▶ Exercise prompt
Below are records. Copy every line with "estado" in it.

▶ Supplied entries
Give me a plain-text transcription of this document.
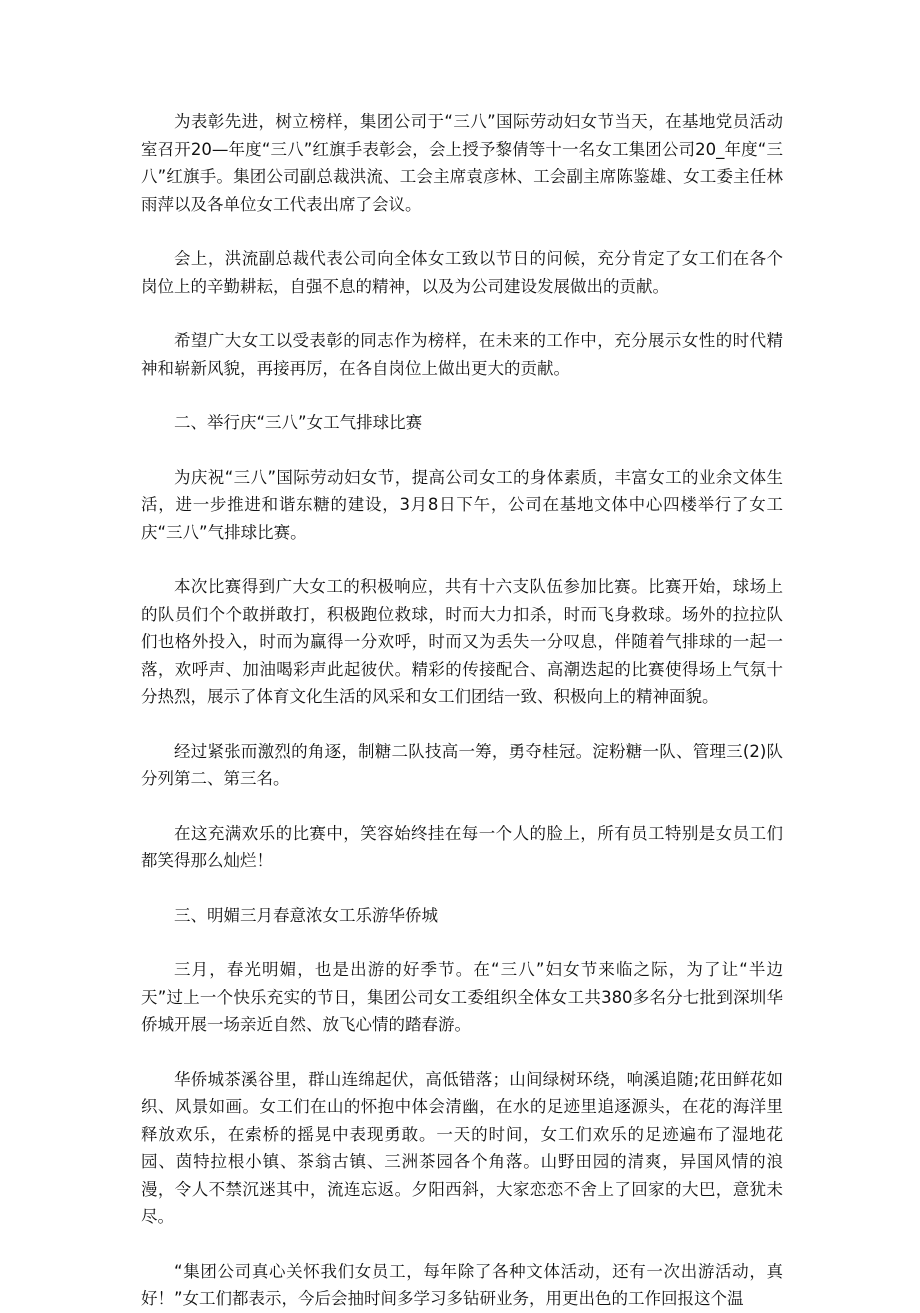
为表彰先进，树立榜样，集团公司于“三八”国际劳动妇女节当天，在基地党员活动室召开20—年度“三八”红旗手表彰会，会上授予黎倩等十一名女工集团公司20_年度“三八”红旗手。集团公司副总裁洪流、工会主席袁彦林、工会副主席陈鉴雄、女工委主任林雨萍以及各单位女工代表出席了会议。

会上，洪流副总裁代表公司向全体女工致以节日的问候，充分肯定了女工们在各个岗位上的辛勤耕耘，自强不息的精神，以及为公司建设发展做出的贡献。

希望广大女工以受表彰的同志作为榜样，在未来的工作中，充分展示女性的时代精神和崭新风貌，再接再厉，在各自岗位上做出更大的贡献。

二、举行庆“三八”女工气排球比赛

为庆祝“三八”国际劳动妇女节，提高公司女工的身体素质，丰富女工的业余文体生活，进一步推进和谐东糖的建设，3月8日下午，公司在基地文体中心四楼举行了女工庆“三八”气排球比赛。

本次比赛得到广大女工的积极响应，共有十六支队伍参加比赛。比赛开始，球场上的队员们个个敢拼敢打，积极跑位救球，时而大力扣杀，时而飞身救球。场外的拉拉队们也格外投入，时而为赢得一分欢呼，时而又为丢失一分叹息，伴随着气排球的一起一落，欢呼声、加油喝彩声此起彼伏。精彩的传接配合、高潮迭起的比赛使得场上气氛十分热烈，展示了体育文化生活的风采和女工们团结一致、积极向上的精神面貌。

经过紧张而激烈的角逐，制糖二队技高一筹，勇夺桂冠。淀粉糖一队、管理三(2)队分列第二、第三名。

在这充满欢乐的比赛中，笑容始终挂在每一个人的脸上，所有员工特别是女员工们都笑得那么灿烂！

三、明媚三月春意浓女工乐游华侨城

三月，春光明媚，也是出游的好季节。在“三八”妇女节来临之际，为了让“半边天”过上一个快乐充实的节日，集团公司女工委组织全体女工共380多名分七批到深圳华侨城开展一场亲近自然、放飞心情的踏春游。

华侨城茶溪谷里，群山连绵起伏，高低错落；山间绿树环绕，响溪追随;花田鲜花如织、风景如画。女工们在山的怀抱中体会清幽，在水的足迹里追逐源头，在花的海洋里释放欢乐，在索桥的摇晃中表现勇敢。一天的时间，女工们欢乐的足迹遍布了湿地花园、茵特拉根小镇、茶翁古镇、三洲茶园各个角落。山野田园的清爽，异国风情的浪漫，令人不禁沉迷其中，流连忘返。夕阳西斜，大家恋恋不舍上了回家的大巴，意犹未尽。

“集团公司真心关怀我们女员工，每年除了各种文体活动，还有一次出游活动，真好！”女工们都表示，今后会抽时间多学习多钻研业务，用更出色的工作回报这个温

---

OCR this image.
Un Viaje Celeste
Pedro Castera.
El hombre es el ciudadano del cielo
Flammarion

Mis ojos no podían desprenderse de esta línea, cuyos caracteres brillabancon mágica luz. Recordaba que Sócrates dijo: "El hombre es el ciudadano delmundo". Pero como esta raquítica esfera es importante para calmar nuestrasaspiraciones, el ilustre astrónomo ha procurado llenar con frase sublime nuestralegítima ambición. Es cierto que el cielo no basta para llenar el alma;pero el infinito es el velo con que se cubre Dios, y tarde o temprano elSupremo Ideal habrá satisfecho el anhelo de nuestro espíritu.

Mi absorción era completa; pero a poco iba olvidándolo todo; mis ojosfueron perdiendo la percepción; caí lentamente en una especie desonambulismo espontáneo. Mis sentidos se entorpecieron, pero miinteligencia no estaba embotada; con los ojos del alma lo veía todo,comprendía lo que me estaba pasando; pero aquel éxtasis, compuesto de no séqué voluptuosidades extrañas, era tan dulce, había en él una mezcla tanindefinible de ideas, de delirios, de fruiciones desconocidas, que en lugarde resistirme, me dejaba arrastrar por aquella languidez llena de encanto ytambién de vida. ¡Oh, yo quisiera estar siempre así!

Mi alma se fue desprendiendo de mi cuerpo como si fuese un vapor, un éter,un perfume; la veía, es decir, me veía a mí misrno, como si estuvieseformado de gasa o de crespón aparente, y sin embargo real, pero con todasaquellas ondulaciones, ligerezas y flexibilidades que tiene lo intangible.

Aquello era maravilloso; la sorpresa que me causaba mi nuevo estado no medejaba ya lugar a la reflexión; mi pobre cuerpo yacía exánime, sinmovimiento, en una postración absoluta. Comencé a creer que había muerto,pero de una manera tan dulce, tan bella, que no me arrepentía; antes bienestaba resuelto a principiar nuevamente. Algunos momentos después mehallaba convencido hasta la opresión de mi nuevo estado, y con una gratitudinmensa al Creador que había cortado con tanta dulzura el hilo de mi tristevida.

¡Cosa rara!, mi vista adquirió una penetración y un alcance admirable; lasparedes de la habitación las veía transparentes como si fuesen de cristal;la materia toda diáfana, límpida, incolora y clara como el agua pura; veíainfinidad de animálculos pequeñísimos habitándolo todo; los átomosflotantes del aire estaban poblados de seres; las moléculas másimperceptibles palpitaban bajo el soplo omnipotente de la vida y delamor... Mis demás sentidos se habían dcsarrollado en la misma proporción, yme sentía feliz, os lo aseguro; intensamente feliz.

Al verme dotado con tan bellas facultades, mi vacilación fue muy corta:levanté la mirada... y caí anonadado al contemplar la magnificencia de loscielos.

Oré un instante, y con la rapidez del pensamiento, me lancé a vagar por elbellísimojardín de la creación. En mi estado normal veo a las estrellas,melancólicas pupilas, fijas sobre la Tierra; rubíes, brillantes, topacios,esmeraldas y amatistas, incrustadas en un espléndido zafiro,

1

▶ Reply
Aquello era maravilloso; la sorpresa que me causaba mi nuevo estado no medejaba ya lugar a la reflexión; mi pobre cuerpo yacía exánime, sinmovimiento, en una postración absoluta. Comencé a creer que había muerto,pero de una manera tan dulce, tan bella, que no me arrepentía; antes bienestaba resuelto a principiar nuevamente. Algunos momentos después mehallaba convencido hasta la opresión de mi nuevo estado, y con una gratitudinmensa al Creador que había cortado con tanta dulzura el hilo de mi tristevida.
Oré un instante, y con la rapidez del pensamiento, me lancé a vagar por elbellísimojardín de la creación. En mi estado normal veo a las estrellas,melancólicas pupilas, fijas sobre la Tierra; rubíes, brillantes, topacios,esmeraldas y amatistas, incrustadas en un espléndido zafiro,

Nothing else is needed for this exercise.